▶ [AIM OF THE EXERCISE]: Gather every line of the entries that includes the word "separation".

▶ [STORED ROWS]:
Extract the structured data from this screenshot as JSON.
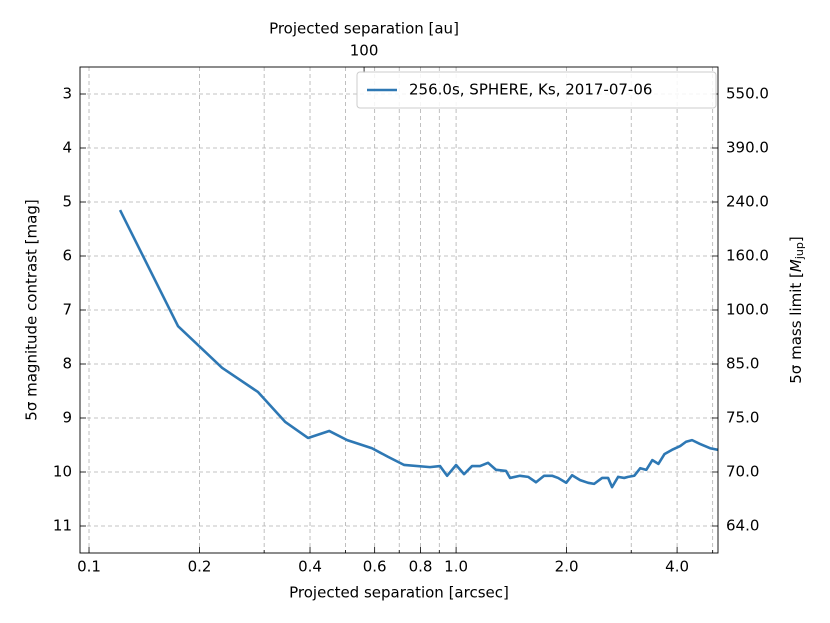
{
  "chart_data": {
    "type": "line",
    "xlabel": "Projected separation [arcsec]",
    "ylabel": "5σ magnitude contrast [mag]",
    "x2label": "Projected separation [au]",
    "y2label": {
      "prefix": "5σ mass limit [",
      "symbol": "M",
      "subscript": "jup",
      "suffix": "]"
    },
    "xscale": "log",
    "xlim": [
      0.0945,
      5.17
    ],
    "xticks": [
      0.1,
      0.2,
      0.4,
      0.6,
      0.8,
      {
        "value": 1,
        "label": "1.0"
      },
      {
        "value": 2,
        "label": "2.0"
      },
      {
        "value": 4,
        "label": "4.0"
      }
    ],
    "xgrid_minor": [
      0.3,
      0.5,
      0.7,
      0.9,
      3,
      5
    ],
    "x2lim": [
      16.83,
      920.8
    ],
    "x2ticks": [
      100
    ],
    "ylim": [
      11.5,
      2.5
    ],
    "yticks": [
      3,
      4,
      5,
      6,
      7,
      8,
      9,
      10,
      11
    ],
    "y2ticks": [
      {
        "value": 550,
        "label": "550.0"
      },
      {
        "value": 390,
        "label": "390.0"
      },
      {
        "value": 240,
        "label": "240.0"
      },
      {
        "value": 160,
        "label": "160.0"
      },
      {
        "value": 100,
        "label": "100.0"
      },
      {
        "value": 85,
        "label": "85.0"
      },
      {
        "value": 75,
        "label": "75.0"
      },
      {
        "value": 70,
        "label": "70.0"
      },
      {
        "value": 64,
        "label": "64.0"
      }
    ],
    "grid": true,
    "legend": "upper right",
    "series": [
      {
        "name": "256.0s, SPHERE, Ks, 2017-07-06",
        "color": "#2e78b4",
        "x": [
          0.1215,
          0.1748,
          0.2304,
          0.2888,
          0.342,
          0.395,
          0.451,
          0.505,
          0.59,
          0.653,
          0.722,
          0.849,
          0.904,
          0.945,
          1.0,
          1.051,
          1.105,
          1.162,
          1.222,
          1.285,
          1.368,
          1.403,
          1.493,
          1.571,
          1.651,
          1.737,
          1.826,
          1.896,
          1.995,
          2.07,
          2.177,
          2.289,
          2.377,
          2.499,
          2.595,
          2.66,
          2.763,
          2.87,
          2.941,
          3.057,
          3.175,
          3.298,
          3.425,
          3.557,
          3.694,
          3.874,
          4.078,
          4.231,
          4.394,
          4.616,
          4.92,
          5.17
        ],
        "values": [
          5.15,
          7.3,
          8.07,
          8.52,
          9.07,
          9.37,
          9.24,
          9.41,
          9.56,
          9.72,
          9.87,
          9.91,
          9.89,
          10.07,
          9.87,
          10.04,
          9.89,
          9.89,
          9.83,
          9.96,
          9.98,
          10.11,
          10.07,
          10.09,
          10.19,
          10.07,
          10.07,
          10.11,
          10.2,
          10.06,
          10.15,
          10.2,
          10.22,
          10.11,
          10.11,
          10.28,
          10.09,
          10.11,
          10.09,
          10.07,
          9.93,
          9.96,
          9.78,
          9.85,
          9.67,
          9.59,
          9.52,
          9.44,
          9.41,
          9.48,
          9.56,
          9.59
        ]
      }
    ]
  }
}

▶ [RESULT FOR THIS TASK]:
    "xlabel": "Projected separation [arcsec]",
    "x2label": "Projected separation [au]",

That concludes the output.